What you should do:
Each line that includes the string "text" counts once; give the total and nothing else.

Exercise data:
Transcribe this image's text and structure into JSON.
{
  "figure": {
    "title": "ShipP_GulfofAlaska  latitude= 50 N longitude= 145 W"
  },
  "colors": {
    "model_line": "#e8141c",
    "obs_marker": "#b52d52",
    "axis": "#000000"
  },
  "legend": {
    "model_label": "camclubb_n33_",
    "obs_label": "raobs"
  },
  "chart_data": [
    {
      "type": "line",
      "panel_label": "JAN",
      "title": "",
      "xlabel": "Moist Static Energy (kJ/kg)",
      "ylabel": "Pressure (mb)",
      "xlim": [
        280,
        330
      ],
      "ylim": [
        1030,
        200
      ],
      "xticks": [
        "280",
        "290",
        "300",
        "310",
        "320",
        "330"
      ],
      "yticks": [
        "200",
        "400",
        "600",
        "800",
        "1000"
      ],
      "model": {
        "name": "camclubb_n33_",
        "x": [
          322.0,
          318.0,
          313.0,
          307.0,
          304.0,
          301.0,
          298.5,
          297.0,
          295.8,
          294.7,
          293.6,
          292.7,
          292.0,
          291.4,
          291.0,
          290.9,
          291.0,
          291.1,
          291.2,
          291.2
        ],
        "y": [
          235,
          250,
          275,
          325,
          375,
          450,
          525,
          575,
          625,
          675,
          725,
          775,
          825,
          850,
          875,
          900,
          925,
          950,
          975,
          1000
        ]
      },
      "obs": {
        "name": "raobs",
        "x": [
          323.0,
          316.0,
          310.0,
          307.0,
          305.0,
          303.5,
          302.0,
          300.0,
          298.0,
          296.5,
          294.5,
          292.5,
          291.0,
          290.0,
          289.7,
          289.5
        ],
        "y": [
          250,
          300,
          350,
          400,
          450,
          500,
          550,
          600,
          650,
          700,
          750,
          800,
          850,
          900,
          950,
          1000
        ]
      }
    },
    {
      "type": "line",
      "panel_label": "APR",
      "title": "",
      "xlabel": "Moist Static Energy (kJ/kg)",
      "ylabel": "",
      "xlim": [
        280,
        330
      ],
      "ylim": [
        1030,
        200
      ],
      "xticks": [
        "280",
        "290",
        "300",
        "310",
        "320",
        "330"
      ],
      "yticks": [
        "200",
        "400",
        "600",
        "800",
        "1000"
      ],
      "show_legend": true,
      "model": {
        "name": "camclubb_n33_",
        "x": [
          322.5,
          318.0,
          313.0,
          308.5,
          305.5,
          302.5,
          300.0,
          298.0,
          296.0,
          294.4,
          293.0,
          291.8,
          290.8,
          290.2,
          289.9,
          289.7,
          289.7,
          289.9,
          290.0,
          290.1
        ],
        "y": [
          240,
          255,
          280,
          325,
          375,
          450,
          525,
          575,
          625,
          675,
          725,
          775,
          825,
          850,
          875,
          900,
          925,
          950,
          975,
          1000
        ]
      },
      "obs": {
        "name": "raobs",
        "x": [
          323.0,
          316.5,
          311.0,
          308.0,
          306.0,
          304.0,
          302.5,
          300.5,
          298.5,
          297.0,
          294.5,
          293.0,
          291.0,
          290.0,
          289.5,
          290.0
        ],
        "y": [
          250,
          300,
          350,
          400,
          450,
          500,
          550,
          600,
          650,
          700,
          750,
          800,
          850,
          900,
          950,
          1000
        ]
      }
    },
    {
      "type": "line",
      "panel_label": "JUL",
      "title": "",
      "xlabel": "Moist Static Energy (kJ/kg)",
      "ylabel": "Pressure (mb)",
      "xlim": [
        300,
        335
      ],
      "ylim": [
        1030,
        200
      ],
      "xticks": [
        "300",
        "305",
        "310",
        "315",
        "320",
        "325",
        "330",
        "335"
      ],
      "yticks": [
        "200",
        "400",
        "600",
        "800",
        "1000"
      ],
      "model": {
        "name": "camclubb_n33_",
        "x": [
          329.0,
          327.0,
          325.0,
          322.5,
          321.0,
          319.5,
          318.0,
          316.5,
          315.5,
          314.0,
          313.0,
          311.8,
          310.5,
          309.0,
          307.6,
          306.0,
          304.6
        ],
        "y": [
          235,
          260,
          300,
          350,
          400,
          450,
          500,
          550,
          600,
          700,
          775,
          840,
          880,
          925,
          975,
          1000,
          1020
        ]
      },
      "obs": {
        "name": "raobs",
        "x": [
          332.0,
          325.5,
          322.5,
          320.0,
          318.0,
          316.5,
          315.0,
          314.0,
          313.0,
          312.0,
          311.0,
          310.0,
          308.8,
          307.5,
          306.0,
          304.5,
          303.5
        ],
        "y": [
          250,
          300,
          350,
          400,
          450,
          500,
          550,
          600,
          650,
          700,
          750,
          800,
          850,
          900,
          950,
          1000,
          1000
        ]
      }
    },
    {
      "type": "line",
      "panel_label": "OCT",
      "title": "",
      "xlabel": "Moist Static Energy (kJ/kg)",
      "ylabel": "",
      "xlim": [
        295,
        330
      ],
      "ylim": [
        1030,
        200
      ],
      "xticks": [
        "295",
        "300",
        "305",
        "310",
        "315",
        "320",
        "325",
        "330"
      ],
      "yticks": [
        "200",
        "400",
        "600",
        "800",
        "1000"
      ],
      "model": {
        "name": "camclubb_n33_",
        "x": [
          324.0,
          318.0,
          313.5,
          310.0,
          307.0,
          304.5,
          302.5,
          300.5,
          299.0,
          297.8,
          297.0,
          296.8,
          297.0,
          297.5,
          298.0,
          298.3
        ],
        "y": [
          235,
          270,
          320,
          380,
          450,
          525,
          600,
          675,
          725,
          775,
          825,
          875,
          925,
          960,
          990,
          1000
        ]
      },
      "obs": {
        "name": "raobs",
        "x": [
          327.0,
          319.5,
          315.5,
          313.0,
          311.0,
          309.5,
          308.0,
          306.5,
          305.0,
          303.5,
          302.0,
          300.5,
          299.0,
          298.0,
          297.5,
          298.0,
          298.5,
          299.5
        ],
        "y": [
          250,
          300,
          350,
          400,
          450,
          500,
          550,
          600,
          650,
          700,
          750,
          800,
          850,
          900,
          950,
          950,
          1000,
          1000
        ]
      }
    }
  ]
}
==
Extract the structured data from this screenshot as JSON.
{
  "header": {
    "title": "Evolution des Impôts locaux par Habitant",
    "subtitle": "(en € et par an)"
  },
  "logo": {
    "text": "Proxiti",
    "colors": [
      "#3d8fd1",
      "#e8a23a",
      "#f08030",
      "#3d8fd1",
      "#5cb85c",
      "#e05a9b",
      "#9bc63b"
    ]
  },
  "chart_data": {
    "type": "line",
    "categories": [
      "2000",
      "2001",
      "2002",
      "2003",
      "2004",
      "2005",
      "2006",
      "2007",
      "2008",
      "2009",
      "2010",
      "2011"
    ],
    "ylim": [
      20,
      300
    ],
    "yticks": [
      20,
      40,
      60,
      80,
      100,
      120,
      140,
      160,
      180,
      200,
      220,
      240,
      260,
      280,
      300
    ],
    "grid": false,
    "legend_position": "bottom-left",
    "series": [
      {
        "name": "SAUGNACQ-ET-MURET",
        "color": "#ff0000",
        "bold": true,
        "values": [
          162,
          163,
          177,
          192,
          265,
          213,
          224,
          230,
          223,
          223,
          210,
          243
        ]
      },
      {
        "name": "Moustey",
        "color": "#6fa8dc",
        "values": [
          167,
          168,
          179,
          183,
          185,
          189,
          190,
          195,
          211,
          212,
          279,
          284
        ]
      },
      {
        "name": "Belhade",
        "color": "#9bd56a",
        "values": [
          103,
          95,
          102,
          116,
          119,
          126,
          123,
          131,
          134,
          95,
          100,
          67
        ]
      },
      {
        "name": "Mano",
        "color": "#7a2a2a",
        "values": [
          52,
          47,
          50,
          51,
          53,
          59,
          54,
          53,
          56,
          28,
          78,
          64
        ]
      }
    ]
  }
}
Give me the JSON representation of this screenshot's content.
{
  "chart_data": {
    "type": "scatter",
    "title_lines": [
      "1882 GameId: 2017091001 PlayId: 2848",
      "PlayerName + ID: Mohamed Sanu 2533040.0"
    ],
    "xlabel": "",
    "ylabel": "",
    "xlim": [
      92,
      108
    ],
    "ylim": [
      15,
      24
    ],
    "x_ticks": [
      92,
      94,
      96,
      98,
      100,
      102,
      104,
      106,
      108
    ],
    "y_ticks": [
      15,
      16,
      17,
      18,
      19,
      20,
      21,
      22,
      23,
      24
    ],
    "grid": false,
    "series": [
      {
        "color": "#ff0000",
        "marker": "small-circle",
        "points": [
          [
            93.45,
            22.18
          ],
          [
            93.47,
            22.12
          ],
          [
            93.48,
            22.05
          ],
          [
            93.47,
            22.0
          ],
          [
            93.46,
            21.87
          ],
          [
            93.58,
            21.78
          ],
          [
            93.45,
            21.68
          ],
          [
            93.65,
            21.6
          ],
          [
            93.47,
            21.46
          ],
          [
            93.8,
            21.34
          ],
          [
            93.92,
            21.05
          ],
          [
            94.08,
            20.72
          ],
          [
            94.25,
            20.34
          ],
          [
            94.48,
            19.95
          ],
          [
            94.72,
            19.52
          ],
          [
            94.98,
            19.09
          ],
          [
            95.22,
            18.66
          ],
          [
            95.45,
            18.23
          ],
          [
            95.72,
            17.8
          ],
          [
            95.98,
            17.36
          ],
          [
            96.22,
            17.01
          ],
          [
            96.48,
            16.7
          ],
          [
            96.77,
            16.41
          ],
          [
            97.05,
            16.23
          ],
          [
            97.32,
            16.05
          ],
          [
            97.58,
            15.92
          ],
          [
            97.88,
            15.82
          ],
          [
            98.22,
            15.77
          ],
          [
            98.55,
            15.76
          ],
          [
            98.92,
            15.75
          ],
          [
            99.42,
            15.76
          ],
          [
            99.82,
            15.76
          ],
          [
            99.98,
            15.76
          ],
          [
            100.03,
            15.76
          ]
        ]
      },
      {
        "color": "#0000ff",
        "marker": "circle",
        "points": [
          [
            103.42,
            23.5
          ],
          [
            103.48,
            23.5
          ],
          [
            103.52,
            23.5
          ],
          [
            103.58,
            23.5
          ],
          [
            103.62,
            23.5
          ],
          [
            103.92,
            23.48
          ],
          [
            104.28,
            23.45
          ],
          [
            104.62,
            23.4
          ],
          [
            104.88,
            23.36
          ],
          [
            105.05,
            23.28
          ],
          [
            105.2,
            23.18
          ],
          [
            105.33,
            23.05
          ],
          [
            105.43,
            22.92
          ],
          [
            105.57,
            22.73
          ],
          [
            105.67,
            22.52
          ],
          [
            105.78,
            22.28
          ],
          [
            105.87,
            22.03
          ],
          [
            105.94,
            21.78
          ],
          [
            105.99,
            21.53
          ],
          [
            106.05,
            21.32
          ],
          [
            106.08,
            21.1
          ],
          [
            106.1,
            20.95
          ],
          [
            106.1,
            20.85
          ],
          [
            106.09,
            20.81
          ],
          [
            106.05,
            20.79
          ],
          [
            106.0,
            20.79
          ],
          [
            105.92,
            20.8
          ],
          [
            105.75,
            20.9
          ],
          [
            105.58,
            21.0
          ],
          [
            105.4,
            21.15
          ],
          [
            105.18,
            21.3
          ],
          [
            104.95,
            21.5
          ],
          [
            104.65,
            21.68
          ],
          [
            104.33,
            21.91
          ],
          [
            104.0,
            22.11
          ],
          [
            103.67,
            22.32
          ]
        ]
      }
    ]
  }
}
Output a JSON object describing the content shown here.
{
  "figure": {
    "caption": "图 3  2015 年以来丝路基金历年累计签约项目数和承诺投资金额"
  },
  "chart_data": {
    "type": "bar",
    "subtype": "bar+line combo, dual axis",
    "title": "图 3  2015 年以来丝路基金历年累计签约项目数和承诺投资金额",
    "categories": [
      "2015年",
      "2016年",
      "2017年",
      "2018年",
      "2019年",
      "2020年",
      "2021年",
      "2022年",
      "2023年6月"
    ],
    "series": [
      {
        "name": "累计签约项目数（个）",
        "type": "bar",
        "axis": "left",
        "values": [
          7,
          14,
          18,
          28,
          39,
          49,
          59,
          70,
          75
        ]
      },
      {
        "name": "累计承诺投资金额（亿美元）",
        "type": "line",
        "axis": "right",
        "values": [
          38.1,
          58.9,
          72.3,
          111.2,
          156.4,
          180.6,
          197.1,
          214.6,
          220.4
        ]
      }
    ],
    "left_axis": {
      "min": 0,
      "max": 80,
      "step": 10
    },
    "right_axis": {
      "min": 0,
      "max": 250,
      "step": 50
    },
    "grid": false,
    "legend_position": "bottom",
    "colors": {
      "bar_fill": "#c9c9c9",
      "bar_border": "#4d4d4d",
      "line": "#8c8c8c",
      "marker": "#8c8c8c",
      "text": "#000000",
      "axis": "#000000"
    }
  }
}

Written response:
3